• EXERCISE GOAL:
Within the records that follow, find every line containing the string "mode". Copy those lines.

• Records from a dataset:
- - -

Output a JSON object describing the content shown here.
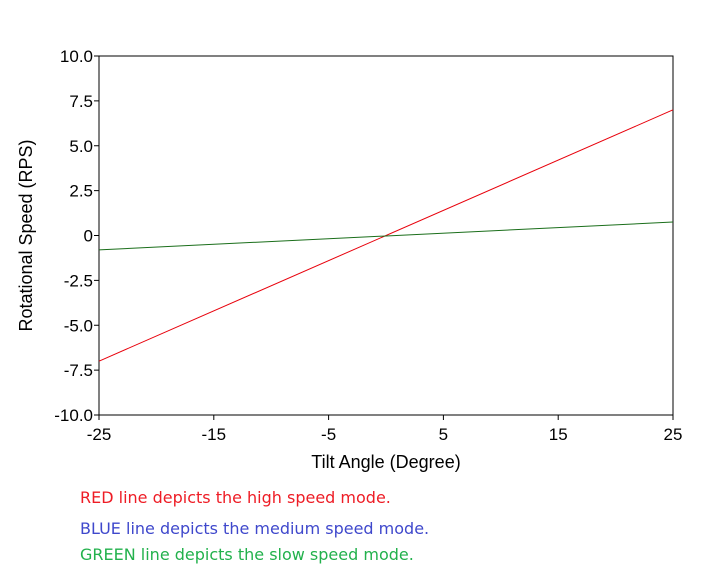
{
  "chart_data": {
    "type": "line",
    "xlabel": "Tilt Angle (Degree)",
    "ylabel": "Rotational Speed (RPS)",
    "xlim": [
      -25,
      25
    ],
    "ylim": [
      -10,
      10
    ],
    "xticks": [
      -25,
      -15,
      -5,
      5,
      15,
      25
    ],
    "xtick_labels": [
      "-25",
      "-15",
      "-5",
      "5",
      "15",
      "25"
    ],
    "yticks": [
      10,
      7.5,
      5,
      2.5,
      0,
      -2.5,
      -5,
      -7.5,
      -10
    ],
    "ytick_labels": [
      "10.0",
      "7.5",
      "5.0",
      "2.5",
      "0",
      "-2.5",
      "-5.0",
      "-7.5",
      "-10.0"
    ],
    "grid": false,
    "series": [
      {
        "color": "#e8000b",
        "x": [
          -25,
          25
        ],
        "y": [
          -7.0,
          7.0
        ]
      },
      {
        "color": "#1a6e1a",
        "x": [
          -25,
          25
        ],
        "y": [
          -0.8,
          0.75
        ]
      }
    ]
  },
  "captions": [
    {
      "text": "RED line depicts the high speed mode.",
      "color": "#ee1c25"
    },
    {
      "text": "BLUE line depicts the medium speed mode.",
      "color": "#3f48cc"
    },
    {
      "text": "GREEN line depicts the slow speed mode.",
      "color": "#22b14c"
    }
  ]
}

- - -

• FULL ANSWER:
      "text": "RED line depicts the high speed mode.",
      "text": "BLUE line depicts the medium speed mode.",
      "text": "GREEN line depicts the slow speed mode.",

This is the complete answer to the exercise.